PROVIDED ENTRIES
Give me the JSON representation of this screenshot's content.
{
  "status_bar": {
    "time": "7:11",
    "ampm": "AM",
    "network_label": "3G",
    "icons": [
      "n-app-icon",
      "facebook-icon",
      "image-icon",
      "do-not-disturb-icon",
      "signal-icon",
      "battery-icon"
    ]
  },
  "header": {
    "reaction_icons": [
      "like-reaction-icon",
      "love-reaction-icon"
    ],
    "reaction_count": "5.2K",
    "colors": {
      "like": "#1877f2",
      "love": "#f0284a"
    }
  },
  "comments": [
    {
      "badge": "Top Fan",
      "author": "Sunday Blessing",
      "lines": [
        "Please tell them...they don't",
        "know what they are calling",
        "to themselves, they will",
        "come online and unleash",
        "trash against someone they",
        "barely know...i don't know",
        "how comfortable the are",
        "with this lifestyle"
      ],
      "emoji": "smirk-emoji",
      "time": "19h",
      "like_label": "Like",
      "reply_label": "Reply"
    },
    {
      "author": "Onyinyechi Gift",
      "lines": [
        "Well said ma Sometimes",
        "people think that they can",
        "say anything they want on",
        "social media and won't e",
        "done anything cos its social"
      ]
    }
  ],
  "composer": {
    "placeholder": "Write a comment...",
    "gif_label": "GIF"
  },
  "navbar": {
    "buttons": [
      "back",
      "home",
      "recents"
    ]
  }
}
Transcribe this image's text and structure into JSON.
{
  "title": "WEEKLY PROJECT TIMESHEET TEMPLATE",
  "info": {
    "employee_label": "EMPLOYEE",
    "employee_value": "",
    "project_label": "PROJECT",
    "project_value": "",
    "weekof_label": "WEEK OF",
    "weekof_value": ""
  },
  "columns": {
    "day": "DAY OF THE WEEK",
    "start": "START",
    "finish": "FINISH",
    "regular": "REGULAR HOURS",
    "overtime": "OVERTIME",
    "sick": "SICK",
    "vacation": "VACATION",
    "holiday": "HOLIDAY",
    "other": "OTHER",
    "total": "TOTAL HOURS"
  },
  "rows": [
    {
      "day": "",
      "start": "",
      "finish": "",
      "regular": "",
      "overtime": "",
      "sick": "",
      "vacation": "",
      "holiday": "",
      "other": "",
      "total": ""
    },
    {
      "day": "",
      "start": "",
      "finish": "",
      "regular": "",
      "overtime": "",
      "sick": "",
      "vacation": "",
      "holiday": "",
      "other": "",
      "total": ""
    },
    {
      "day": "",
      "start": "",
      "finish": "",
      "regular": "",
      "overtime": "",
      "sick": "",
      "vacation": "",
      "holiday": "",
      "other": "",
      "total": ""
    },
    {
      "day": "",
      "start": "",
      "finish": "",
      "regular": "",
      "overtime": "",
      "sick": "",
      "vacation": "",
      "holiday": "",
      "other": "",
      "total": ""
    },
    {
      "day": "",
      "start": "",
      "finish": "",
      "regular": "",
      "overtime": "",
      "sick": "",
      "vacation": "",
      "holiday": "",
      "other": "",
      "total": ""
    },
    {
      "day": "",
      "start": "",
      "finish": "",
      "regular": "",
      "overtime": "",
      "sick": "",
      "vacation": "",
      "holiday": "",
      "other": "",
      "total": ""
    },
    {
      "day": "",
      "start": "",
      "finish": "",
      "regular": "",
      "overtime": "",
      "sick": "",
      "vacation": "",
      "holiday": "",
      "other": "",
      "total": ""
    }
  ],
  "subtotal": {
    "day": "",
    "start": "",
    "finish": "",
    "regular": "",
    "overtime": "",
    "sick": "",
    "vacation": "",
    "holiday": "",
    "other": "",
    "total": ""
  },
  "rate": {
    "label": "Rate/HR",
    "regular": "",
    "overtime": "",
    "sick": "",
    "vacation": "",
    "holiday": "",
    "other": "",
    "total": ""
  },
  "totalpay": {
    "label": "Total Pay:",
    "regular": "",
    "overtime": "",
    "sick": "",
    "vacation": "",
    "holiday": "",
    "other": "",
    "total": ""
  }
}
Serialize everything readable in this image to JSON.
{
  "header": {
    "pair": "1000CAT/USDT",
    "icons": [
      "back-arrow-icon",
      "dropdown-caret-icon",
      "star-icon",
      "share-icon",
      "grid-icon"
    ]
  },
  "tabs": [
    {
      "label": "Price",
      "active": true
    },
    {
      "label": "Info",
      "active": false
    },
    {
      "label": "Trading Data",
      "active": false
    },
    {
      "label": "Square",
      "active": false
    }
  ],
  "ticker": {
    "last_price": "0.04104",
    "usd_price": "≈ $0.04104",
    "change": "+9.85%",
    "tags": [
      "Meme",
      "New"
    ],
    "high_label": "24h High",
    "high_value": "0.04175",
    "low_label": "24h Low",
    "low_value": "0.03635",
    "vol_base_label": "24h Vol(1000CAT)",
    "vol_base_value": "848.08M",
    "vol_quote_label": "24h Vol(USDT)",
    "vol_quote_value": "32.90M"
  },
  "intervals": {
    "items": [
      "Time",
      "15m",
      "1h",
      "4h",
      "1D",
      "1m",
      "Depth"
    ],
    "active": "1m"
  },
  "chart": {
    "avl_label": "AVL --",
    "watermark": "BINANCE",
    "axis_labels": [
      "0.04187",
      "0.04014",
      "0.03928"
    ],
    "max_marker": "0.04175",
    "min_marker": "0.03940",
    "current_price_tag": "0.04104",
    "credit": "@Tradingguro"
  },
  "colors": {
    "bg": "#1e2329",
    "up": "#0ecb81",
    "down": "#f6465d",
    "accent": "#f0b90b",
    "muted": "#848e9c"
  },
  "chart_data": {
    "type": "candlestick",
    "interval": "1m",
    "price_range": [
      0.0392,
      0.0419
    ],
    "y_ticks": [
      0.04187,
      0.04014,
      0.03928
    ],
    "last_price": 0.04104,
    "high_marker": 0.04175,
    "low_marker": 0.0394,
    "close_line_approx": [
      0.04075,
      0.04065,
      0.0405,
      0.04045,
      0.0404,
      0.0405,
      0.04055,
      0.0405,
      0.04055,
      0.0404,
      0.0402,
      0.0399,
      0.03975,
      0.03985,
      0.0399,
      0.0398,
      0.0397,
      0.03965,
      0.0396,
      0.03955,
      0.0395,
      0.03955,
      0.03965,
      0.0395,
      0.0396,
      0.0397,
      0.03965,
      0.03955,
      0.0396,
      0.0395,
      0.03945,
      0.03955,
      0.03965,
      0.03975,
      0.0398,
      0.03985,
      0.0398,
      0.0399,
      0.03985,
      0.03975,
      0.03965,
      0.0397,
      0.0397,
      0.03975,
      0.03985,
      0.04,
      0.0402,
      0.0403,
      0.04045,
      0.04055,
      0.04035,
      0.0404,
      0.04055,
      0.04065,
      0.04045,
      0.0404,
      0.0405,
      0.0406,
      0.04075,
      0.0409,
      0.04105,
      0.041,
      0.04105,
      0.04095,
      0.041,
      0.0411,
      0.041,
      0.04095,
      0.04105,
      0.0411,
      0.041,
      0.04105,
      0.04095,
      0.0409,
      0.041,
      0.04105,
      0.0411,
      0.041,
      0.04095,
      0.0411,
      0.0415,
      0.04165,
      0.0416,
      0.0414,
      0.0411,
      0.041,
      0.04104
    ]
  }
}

INSTRUCTION
How many lines of these entries contain "social"? Answer with the number and nothing else.

SOLUTION TO THIS TASK
2